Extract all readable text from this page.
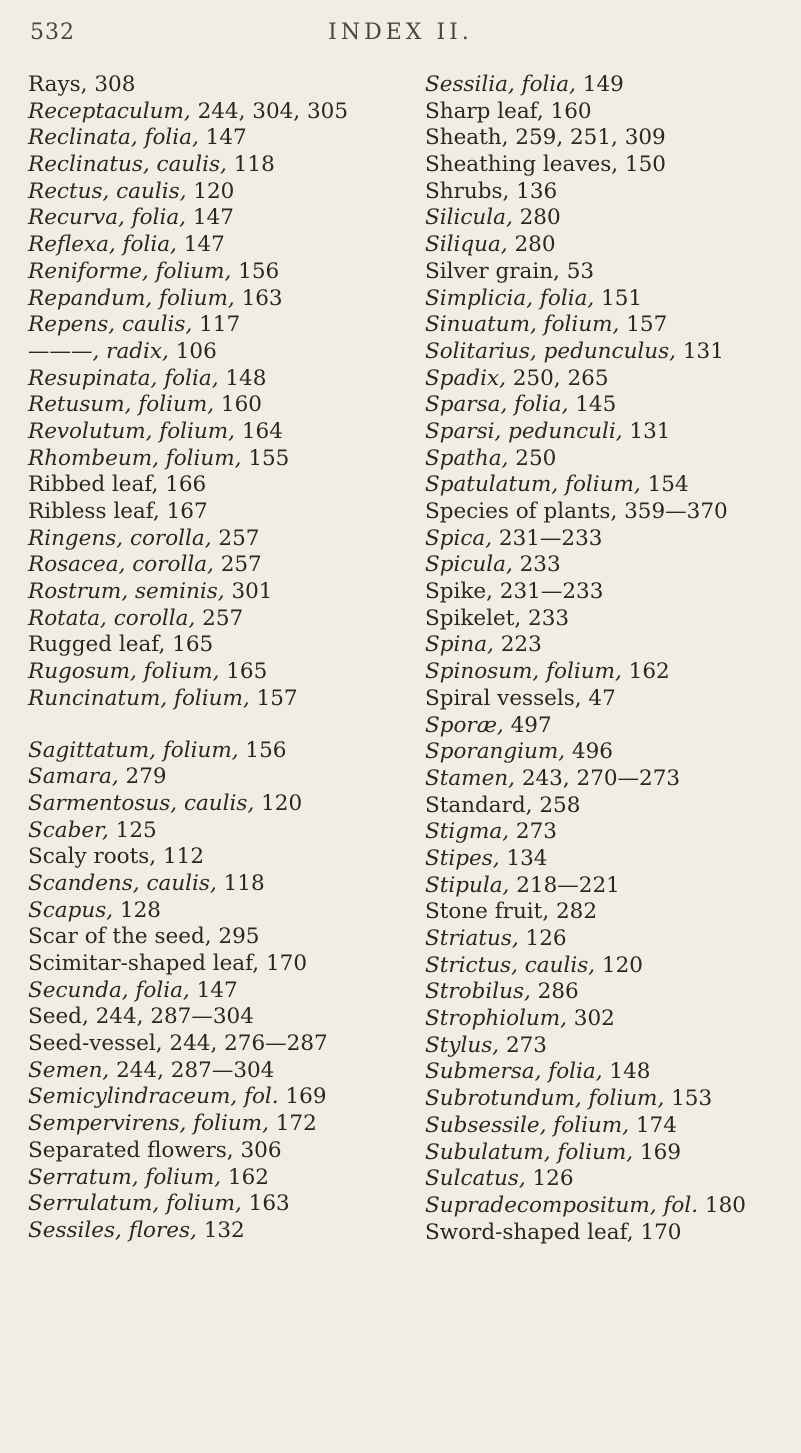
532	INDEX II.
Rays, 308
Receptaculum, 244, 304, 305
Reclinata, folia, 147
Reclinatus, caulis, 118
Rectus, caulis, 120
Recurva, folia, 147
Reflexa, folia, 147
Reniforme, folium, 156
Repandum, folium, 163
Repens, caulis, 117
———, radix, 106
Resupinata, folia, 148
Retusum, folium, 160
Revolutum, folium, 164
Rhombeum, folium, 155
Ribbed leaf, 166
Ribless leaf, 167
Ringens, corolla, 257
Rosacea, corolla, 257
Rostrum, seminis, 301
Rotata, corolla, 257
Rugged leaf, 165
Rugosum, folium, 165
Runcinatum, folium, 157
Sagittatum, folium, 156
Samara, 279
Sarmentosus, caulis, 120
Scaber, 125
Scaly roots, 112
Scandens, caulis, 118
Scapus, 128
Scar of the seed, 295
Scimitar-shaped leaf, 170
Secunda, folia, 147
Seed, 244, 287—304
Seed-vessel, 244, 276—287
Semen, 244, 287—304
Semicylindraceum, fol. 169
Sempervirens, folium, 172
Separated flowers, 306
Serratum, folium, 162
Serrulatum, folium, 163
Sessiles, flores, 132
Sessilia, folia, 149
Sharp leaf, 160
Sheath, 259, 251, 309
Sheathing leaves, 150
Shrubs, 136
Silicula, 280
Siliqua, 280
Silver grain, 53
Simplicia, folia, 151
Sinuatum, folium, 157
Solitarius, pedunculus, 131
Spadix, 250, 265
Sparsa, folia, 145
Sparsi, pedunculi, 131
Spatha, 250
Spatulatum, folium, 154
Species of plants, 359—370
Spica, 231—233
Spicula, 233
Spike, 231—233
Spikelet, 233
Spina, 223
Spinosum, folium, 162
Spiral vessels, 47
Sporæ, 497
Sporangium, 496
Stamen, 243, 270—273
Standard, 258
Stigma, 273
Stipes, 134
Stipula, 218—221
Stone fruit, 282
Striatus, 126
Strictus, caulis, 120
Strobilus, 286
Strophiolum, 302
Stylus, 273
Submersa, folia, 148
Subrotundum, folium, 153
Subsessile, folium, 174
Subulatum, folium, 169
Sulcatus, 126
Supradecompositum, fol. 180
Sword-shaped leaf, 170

__________

▶ _AIM_
Will you restate every entry word for word and omit the images?

▶ _OUTPUT OF THE EXERCISE_
Extract all readable text from this page.
532	INDEX II.
Rays, 308
Receptaculum, 244, 304, 305
Reclinata, folia, 147
Reclinatus, caulis, 118
Rectus, caulis, 120
Recurva, folia, 147
Reflexa, folia, 147
Reniforme, folium, 156
Repandum, folium, 163
Repens, caulis, 117
———, radix, 106
Resupinata, folia, 148
Retusum, folium, 160
Revolutum, folium, 164
Rhombeum, folium, 155
Ribbed leaf, 166
Ribless leaf, 167
Ringens, corolla, 257
Rosacea, corolla, 257
Rostrum, seminis, 301
Rotata, corolla, 257
Rugged leaf, 165
Rugosum, folium, 165
Runcinatum, folium, 157
Sagittatum, folium, 156
Samara, 279
Sarmentosus, caulis, 120
Scaber, 125
Scaly roots, 112
Scandens, caulis, 118
Scapus, 128
Scar of the seed, 295
Scimitar-shaped leaf, 170
Secunda, folia, 147
Seed, 244, 287—304
Seed-vessel, 244, 276—287
Semen, 244, 287—304
Semicylindraceum, fol. 169
Sempervirens, folium, 172
Separated flowers, 306
Serratum, folium, 162
Serrulatum, folium, 163
Sessiles, flores, 132
Sessilia, folia, 149
Sharp leaf, 160
Sheath, 259, 251, 309
Sheathing leaves, 150
Shrubs, 136
Silicula, 280
Siliqua, 280
Silver grain, 53
Simplicia, folia, 151
Sinuatum, folium, 157
Solitarius, pedunculus, 131
Spadix, 250, 265
Sparsa, folia, 145
Sparsi, pedunculi, 131
Spatha, 250
Spatulatum, folium, 154
Species of plants, 359—370
Spica, 231—233
Spicula, 233
Spike, 231—233
Spikelet, 233
Spina, 223
Spinosum, folium, 162
Spiral vessels, 47
Sporæ, 497
Sporangium, 496
Stamen, 243, 270—273
Standard, 258
Stigma, 273
Stipes, 134
Stipula, 218—221
Stone fruit, 282
Striatus, 126
Strictus, caulis, 120
Strobilus, 286
Strophiolum, 302
Stylus, 273
Submersa, folia, 148
Subrotundum, folium, 153
Subsessile, folium, 174
Subulatum, folium, 169
Sulcatus, 126
Supradecompositum, fol. 180
Sword-shaped leaf, 170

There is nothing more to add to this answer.